## Start SUPPLIED MATERIAL
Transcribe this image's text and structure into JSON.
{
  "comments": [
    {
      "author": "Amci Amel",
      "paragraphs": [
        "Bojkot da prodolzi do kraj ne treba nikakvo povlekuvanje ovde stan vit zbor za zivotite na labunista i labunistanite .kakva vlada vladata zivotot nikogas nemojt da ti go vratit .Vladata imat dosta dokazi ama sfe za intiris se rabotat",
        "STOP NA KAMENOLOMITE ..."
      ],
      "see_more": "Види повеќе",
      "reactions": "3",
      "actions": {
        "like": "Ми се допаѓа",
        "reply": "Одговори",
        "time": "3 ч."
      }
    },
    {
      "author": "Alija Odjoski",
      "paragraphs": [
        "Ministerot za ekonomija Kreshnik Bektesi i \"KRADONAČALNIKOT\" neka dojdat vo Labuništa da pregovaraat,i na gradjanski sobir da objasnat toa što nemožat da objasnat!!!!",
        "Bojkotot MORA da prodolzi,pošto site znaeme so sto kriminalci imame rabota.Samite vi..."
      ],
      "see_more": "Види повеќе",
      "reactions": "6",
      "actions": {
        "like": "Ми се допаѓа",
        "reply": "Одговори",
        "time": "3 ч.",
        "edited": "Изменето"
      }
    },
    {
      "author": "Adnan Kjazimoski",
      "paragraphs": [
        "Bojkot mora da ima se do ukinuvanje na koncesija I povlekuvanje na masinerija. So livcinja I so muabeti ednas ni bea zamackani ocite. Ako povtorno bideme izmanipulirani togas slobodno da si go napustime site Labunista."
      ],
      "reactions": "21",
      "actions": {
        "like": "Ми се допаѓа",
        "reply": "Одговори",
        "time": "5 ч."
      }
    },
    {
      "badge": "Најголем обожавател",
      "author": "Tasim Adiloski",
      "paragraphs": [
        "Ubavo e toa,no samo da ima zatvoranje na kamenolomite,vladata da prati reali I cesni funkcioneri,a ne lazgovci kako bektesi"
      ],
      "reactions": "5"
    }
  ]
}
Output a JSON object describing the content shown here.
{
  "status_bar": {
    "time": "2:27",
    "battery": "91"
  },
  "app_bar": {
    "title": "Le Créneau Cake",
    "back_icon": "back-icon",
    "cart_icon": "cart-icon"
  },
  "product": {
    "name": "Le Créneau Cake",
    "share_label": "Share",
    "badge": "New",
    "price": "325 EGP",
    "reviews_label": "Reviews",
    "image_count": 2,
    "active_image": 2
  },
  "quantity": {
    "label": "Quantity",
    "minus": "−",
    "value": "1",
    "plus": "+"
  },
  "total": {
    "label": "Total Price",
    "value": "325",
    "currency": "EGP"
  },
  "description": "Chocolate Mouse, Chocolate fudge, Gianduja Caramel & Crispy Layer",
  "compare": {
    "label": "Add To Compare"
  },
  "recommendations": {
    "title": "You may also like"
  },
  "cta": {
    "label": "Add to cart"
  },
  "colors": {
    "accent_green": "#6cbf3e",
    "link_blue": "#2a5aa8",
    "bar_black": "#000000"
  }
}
## End SUPPLIED MATERIAL
INSTRUCTIONS TO FOLLOW:
Each line above is to be repeated exactly.

ANSWER TO THE PROBLEM:
Transcribe this image's text and structure into JSON.
{
  "comments": [
    {
      "author": "Amci Amel",
      "paragraphs": [
        "Bojkot da prodolzi do kraj ne treba nikakvo povlekuvanje ovde stan vit zbor za zivotite na labunista i labunistanite .kakva vlada vladata zivotot nikogas nemojt da ti go vratit .Vladata imat dosta dokazi ama sfe za intiris se rabotat",
        "STOP NA KAMENOLOMITE ..."
      ],
      "see_more": "Види повеќе",
      "reactions": "3",
      "actions": {
        "like": "Ми се допаѓа",
        "reply": "Одговори",
        "time": "3 ч."
      }
    },
    {
      "author": "Alija Odjoski",
      "paragraphs": [
        "Ministerot za ekonomija Kreshnik Bektesi i \"KRADONAČALNIKOT\" neka dojdat vo Labuništa da pregovaraat,i na gradjanski sobir da objasnat toa što nemožat da objasnat!!!!",
        "Bojkotot MORA da prodolzi,pošto site znaeme so sto kriminalci imame rabota.Samite vi..."
      ],
      "see_more": "Види повеќе",
      "reactions": "6",
      "actions": {
        "like": "Ми се допаѓа",
        "reply": "Одговори",
        "time": "3 ч.",
        "edited": "Изменето"
      }
    },
    {
      "author": "Adnan Kjazimoski",
      "paragraphs": [
        "Bojkot mora da ima se do ukinuvanje na koncesija I povlekuvanje na masinerija. So livcinja I so muabeti ednas ni bea zamackani ocite. Ako povtorno bideme izmanipulirani togas slobodno da si go napustime site Labunista."
      ],
      "reactions": "21",
      "actions": {
        "like": "Ми се допаѓа",
        "reply": "Одговори",
        "time": "5 ч."
      }
    },
    {
      "badge": "Најголем обожавател",
      "author": "Tasim Adiloski",
      "paragraphs": [
        "Ubavo e toa,no samo da ima zatvoranje na kamenolomite,vladata da prati reali I cesni funkcioneri,a ne lazgovci kako bektesi"
      ],
      "reactions": "5"
    }
  ]
}
Output a JSON object describing the content shown here.
{
  "status_bar": {
    "time": "2:27",
    "battery": "91"
  },
  "app_bar": {
    "title": "Le Créneau Cake",
    "back_icon": "back-icon",
    "cart_icon": "cart-icon"
  },
  "product": {
    "name": "Le Créneau Cake",
    "share_label": "Share",
    "badge": "New",
    "price": "325 EGP",
    "reviews_label": "Reviews",
    "image_count": 2,
    "active_image": 2
  },
  "quantity": {
    "label": "Quantity",
    "minus": "−",
    "value": "1",
    "plus": "+"
  },
  "total": {
    "label": "Total Price",
    "value": "325",
    "currency": "EGP"
  },
  "description": "Chocolate Mouse, Chocolate fudge, Gianduja Caramel & Crispy Layer",
  "compare": {
    "label": "Add To Compare"
  },
  "recommendations": {
    "title": "You may also like"
  },
  "cta": {
    "label": "Add to cart"
  },
  "colors": {
    "accent_green": "#6cbf3e",
    "link_blue": "#2a5aa8",
    "bar_black": "#000000"
  }
}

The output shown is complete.